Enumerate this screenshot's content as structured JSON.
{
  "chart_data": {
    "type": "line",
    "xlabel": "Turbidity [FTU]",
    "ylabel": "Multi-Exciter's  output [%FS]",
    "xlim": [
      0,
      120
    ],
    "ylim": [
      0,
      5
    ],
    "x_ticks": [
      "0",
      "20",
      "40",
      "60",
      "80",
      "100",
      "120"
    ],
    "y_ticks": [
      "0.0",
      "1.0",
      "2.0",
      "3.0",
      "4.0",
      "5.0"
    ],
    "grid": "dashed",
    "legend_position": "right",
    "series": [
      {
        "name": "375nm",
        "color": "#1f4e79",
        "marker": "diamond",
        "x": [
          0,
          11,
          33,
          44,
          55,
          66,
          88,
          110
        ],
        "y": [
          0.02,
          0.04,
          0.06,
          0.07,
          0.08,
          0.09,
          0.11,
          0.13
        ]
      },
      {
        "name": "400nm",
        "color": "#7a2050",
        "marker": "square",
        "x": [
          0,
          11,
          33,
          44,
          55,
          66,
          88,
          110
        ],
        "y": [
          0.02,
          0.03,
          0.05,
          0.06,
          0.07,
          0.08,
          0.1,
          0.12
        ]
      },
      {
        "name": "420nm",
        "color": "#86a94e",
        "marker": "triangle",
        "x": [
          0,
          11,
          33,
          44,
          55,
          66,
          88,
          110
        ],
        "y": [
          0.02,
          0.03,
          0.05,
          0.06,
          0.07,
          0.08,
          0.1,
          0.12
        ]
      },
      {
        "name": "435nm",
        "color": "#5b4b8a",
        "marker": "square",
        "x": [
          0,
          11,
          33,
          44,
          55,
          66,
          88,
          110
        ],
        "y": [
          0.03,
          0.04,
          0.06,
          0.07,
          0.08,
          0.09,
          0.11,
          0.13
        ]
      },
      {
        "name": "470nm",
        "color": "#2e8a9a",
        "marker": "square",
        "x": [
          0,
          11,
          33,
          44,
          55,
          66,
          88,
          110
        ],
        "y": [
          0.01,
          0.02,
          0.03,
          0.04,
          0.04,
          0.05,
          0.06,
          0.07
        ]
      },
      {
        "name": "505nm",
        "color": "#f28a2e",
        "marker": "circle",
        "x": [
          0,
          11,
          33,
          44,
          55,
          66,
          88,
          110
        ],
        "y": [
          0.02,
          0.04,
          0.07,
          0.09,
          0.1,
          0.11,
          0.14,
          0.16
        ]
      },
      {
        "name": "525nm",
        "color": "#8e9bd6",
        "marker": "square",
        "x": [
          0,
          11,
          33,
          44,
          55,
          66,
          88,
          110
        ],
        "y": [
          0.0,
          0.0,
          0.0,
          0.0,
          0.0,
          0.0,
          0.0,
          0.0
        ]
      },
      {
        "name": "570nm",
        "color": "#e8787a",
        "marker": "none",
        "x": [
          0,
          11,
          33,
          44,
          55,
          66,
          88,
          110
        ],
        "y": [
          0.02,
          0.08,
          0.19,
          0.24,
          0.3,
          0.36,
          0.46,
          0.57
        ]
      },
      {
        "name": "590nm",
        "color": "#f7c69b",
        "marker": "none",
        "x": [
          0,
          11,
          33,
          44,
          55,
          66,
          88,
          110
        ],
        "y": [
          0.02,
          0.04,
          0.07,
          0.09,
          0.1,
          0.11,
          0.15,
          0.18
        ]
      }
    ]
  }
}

.....

■ **WRITTEN EXERCISE**: Without leaving anything out, give the entries again exactly.

■ **THE RESULT**:
Enumerate this screenshot's content as structured JSON.
{
  "chart_data": {
    "type": "line",
    "xlabel": "Turbidity [FTU]",
    "ylabel": "Multi-Exciter's  output [%FS]",
    "xlim": [
      0,
      120
    ],
    "ylim": [
      0,
      5
    ],
    "x_ticks": [
      "0",
      "20",
      "40",
      "60",
      "80",
      "100",
      "120"
    ],
    "y_ticks": [
      "0.0",
      "1.0",
      "2.0",
      "3.0",
      "4.0",
      "5.0"
    ],
    "grid": "dashed",
    "legend_position": "right",
    "series": [
      {
        "name": "375nm",
        "color": "#1f4e79",
        "marker": "diamond",
        "x": [
          0,
          11,
          33,
          44,
          55,
          66,
          88,
          110
        ],
        "y": [
          0.02,
          0.04,
          0.06,
          0.07,
          0.08,
          0.09,
          0.11,
          0.13
        ]
      },
      {
        "name": "400nm",
        "color": "#7a2050",
        "marker": "square",
        "x": [
          0,
          11,
          33,
          44,
          55,
          66,
          88,
          110
        ],
        "y": [
          0.02,
          0.03,
          0.05,
          0.06,
          0.07,
          0.08,
          0.1,
          0.12
        ]
      },
      {
        "name": "420nm",
        "color": "#86a94e",
        "marker": "triangle",
        "x": [
          0,
          11,
          33,
          44,
          55,
          66,
          88,
          110
        ],
        "y": [
          0.02,
          0.03,
          0.05,
          0.06,
          0.07,
          0.08,
          0.1,
          0.12
        ]
      },
      {
        "name": "435nm",
        "color": "#5b4b8a",
        "marker": "square",
        "x": [
          0,
          11,
          33,
          44,
          55,
          66,
          88,
          110
        ],
        "y": [
          0.03,
          0.04,
          0.06,
          0.07,
          0.08,
          0.09,
          0.11,
          0.13
        ]
      },
      {
        "name": "470nm",
        "color": "#2e8a9a",
        "marker": "square",
        "x": [
          0,
          11,
          33,
          44,
          55,
          66,
          88,
          110
        ],
        "y": [
          0.01,
          0.02,
          0.03,
          0.04,
          0.04,
          0.05,
          0.06,
          0.07
        ]
      },
      {
        "name": "505nm",
        "color": "#f28a2e",
        "marker": "circle",
        "x": [
          0,
          11,
          33,
          44,
          55,
          66,
          88,
          110
        ],
        "y": [
          0.02,
          0.04,
          0.07,
          0.09,
          0.1,
          0.11,
          0.14,
          0.16
        ]
      },
      {
        "name": "525nm",
        "color": "#8e9bd6",
        "marker": "square",
        "x": [
          0,
          11,
          33,
          44,
          55,
          66,
          88,
          110
        ],
        "y": [
          0.0,
          0.0,
          0.0,
          0.0,
          0.0,
          0.0,
          0.0,
          0.0
        ]
      },
      {
        "name": "570nm",
        "color": "#e8787a",
        "marker": "none",
        "x": [
          0,
          11,
          33,
          44,
          55,
          66,
          88,
          110
        ],
        "y": [
          0.02,
          0.08,
          0.19,
          0.24,
          0.3,
          0.36,
          0.46,
          0.57
        ]
      },
      {
        "name": "590nm",
        "color": "#f7c69b",
        "marker": "none",
        "x": [
          0,
          11,
          33,
          44,
          55,
          66,
          88,
          110
        ],
        "y": [
          0.02,
          0.04,
          0.07,
          0.09,
          0.1,
          0.11,
          0.15,
          0.18
        ]
      }
    ]
  }
}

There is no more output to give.